Exercise: Can you format the lines from the first one through the line containing "power cord: [142, 307, 201, 355]" as a Markdown table with the columns No. and Text, numbering each row and skipping blank lines?

[BEGIN]

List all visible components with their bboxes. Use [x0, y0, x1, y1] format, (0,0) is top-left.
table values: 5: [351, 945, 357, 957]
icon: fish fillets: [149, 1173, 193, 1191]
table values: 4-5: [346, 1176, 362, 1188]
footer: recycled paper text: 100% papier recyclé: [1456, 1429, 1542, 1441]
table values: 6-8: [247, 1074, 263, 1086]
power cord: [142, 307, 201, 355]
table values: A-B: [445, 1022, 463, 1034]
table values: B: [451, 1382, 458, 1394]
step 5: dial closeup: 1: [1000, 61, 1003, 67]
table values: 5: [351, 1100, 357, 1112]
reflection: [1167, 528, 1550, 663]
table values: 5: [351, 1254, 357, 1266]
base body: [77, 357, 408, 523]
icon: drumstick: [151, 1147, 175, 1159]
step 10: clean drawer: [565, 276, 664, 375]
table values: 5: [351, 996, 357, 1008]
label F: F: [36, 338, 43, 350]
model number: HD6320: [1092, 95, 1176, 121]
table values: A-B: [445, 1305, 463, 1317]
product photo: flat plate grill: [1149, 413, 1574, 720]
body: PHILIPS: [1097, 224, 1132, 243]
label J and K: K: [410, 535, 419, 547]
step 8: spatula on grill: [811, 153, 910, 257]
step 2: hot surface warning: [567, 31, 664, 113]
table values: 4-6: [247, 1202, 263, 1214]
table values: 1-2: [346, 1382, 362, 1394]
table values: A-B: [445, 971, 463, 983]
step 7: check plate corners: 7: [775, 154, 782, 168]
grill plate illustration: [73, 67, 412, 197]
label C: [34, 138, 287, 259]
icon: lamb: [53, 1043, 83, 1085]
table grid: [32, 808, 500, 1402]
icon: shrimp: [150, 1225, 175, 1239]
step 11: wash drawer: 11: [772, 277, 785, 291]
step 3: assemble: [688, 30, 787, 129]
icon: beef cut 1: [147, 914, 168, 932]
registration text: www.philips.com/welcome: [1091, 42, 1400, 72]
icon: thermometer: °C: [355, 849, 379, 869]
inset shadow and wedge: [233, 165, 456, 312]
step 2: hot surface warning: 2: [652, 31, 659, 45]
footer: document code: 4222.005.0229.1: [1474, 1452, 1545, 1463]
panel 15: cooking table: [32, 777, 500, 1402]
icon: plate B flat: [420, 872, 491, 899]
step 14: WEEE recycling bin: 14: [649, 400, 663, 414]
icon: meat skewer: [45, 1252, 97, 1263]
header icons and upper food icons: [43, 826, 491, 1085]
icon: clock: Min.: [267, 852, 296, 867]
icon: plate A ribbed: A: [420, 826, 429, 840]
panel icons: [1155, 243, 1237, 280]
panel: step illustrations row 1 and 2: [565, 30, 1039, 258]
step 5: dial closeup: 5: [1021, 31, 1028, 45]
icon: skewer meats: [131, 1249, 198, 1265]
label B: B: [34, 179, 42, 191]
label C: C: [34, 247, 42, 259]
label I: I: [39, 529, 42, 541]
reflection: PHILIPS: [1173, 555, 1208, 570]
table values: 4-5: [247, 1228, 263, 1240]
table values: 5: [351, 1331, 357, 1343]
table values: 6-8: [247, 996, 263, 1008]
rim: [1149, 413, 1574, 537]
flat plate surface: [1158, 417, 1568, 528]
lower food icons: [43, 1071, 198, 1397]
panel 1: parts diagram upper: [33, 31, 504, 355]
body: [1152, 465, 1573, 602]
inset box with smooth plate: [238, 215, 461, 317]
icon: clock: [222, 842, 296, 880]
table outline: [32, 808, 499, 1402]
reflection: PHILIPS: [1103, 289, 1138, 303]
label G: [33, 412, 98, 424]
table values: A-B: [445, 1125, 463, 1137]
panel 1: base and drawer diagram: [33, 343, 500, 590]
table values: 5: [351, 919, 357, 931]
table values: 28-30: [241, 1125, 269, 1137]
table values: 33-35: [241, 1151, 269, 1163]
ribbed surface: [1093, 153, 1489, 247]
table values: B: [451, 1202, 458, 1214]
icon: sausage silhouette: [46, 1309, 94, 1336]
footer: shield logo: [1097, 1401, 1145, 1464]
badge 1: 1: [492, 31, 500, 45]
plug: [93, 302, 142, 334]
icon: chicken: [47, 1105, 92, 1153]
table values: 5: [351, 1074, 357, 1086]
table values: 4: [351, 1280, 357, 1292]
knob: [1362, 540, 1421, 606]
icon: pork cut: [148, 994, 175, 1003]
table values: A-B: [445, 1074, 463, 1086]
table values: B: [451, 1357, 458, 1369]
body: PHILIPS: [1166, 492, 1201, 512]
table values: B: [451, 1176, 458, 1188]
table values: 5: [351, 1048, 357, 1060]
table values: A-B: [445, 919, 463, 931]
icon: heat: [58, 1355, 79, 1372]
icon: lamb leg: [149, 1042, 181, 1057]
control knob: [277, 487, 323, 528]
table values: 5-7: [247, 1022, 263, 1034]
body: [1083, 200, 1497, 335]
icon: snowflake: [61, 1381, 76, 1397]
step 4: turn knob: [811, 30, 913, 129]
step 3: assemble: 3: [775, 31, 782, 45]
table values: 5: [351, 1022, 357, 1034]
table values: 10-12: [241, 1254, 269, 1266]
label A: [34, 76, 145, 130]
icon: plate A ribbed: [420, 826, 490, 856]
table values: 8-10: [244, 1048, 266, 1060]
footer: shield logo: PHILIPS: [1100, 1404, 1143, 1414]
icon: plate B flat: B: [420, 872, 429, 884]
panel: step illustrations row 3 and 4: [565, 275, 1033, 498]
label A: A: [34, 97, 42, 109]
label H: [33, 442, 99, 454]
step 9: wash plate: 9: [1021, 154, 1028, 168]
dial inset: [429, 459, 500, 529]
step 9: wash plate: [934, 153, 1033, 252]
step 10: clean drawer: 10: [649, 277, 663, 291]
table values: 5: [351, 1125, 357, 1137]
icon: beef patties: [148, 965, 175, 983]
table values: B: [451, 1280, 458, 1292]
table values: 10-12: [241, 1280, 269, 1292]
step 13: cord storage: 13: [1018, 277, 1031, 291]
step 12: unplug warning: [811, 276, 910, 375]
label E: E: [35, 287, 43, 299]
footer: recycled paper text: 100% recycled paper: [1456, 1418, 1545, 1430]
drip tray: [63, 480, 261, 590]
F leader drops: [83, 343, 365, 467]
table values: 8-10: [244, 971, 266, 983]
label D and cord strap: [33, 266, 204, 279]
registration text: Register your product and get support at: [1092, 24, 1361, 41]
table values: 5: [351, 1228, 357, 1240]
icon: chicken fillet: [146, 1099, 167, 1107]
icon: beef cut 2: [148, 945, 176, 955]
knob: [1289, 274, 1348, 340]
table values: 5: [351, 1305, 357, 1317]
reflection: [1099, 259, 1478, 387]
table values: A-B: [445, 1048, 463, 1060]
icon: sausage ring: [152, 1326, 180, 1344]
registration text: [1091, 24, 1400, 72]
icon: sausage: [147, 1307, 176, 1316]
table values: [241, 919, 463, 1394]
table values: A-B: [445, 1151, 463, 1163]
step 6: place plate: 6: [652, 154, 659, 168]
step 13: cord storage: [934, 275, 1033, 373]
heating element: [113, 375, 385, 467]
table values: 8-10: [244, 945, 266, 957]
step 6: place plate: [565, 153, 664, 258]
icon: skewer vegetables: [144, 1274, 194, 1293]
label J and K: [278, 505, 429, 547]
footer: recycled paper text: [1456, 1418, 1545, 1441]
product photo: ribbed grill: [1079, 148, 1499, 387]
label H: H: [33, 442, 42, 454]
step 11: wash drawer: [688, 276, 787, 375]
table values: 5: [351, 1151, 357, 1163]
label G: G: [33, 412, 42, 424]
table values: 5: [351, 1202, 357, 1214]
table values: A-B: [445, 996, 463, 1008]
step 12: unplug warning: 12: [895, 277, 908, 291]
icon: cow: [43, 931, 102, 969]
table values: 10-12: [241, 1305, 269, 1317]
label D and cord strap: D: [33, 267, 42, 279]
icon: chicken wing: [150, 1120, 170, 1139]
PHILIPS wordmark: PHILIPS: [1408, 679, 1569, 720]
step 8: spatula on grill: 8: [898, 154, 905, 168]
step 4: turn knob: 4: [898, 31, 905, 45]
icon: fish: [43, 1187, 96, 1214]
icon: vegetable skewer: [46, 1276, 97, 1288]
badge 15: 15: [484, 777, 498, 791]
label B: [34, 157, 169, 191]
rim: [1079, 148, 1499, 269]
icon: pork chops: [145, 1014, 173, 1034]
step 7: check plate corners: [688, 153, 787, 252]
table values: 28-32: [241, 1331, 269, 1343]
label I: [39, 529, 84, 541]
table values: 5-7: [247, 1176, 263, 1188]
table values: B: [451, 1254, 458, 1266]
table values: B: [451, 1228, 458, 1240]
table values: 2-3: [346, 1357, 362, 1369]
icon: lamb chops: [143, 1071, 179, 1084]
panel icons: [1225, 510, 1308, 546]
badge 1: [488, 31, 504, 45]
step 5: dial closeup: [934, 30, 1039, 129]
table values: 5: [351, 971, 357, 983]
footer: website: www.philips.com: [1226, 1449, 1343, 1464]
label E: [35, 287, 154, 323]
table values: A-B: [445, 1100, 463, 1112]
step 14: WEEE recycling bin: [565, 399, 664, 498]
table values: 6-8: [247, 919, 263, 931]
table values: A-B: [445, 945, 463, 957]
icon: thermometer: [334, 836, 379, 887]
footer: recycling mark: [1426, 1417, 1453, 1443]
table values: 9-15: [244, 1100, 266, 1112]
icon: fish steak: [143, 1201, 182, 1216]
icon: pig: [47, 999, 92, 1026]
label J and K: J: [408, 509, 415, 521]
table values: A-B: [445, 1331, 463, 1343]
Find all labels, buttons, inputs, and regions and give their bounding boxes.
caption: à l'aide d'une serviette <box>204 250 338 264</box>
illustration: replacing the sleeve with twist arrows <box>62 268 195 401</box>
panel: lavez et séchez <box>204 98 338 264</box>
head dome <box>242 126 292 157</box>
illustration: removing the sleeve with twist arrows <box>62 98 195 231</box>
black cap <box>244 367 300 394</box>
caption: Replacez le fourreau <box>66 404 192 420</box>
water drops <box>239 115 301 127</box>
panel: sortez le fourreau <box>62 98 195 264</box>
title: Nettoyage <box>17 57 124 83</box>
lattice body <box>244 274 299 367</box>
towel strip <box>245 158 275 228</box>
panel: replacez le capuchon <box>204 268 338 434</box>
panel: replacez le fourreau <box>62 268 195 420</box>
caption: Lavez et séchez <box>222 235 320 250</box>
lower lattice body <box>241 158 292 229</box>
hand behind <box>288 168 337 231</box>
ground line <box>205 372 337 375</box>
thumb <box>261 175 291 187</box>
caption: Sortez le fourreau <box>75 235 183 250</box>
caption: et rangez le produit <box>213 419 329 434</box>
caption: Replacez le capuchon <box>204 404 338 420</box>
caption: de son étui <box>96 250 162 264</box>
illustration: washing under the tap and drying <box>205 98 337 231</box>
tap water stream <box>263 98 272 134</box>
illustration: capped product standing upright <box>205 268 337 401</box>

[END]

Solution for this problem:
| No. | Text |
|---|---|
| 1 | List all visible components with their bboxes. Use [x0, y0, x1, y1] format, (0,0) is top-left. |
| 2 | table values: 5: [351, 945, 357, 957] |
| 3 | icon: fish fillets: [149, 1173, 193, 1191] |
| 4 | table values: 4-5: [346, 1176, 362, 1188] |
| 5 | footer: recycled paper text: 100% papier recyclé: [1456, 1429, 1542, 1441] |
| 6 | table values: 6-8: [247, 1074, 263, 1086] |
| 7 | power cord: [142, 307, 201, 355] |